● **Requirements**
Make an exact copy of all the entries below, with the pictures left out.

● **Data**
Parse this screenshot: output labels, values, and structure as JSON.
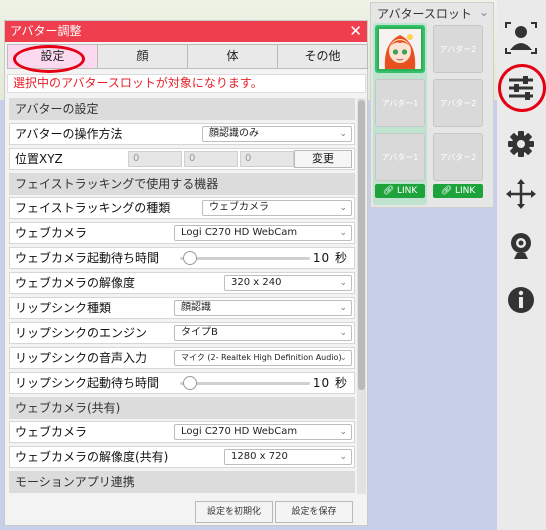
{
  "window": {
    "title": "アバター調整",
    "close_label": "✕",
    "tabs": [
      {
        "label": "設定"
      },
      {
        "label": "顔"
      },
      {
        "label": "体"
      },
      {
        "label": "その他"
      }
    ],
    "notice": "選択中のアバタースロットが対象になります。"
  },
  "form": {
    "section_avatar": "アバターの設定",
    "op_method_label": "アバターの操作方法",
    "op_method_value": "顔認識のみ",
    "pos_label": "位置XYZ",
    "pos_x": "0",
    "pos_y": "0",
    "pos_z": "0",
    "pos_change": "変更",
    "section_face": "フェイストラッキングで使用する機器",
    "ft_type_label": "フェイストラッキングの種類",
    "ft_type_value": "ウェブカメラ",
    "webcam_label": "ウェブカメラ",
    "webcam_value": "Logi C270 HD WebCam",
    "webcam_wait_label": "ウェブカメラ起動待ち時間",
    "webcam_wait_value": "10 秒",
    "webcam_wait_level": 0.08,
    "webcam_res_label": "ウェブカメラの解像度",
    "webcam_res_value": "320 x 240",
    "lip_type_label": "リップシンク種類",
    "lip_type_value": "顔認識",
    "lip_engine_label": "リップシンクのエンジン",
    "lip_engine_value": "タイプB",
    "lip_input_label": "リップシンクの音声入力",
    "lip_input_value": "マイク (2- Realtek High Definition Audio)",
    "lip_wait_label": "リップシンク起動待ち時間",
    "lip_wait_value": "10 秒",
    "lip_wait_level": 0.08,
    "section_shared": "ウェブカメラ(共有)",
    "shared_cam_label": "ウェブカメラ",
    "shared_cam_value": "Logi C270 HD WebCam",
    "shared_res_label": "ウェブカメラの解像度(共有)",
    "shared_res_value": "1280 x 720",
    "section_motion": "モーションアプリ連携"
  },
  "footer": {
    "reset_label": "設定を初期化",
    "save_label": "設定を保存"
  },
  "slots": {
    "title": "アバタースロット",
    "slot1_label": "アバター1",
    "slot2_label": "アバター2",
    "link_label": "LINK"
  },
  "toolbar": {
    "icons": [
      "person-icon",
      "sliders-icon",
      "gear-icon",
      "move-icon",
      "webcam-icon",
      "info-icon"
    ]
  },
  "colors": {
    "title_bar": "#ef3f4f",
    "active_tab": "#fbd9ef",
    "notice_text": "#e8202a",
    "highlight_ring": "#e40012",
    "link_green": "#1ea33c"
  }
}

● **Full output**
Parse this screenshot: output labels, values, and structure as JSON.
{
  "window": {
    "title": "アバター調整",
    "close_label": "✕",
    "tabs": [
      {
        "label": "設定"
      },
      {
        "label": "顔"
      },
      {
        "label": "体"
      },
      {
        "label": "その他"
      }
    ],
    "notice": "選択中のアバタースロットが対象になります。"
  },
  "form": {
    "section_avatar": "アバターの設定",
    "op_method_label": "アバターの操作方法",
    "op_method_value": "顔認識のみ",
    "pos_label": "位置XYZ",
    "pos_x": "0",
    "pos_y": "0",
    "pos_z": "0",
    "pos_change": "変更",
    "section_face": "フェイストラッキングで使用する機器",
    "ft_type_label": "フェイストラッキングの種類",
    "ft_type_value": "ウェブカメラ",
    "webcam_label": "ウェブカメラ",
    "webcam_value": "Logi C270 HD WebCam",
    "webcam_wait_label": "ウェブカメラ起動待ち時間",
    "webcam_wait_value": "10 秒",
    "webcam_wait_level": 0.08,
    "webcam_res_label": "ウェブカメラの解像度",
    "webcam_res_value": "320 x 240",
    "lip_type_label": "リップシンク種類",
    "lip_type_value": "顔認識",
    "lip_engine_label": "リップシンクのエンジン",
    "lip_engine_value": "タイプB",
    "lip_input_label": "リップシンクの音声入力",
    "lip_input_value": "マイク (2- Realtek High Definition Audio)",
    "lip_wait_label": "リップシンク起動待ち時間",
    "lip_wait_value": "10 秒",
    "lip_wait_level": 0.08,
    "section_shared": "ウェブカメラ(共有)",
    "shared_cam_label": "ウェブカメラ",
    "shared_cam_value": "Logi C270 HD WebCam",
    "shared_res_label": "ウェブカメラの解像度(共有)",
    "shared_res_value": "1280 x 720",
    "section_motion": "モーションアプリ連携"
  },
  "footer": {
    "reset_label": "設定を初期化",
    "save_label": "設定を保存"
  },
  "slots": {
    "title": "アバタースロット",
    "slot1_label": "アバター1",
    "slot2_label": "アバター2",
    "link_label": "LINK"
  },
  "toolbar": {
    "icons": [
      "person-icon",
      "sliders-icon",
      "gear-icon",
      "move-icon",
      "webcam-icon",
      "info-icon"
    ]
  },
  "colors": {
    "title_bar": "#ef3f4f",
    "active_tab": "#fbd9ef",
    "notice_text": "#e8202a",
    "highlight_ring": "#e40012",
    "link_green": "#1ea33c"
  }
}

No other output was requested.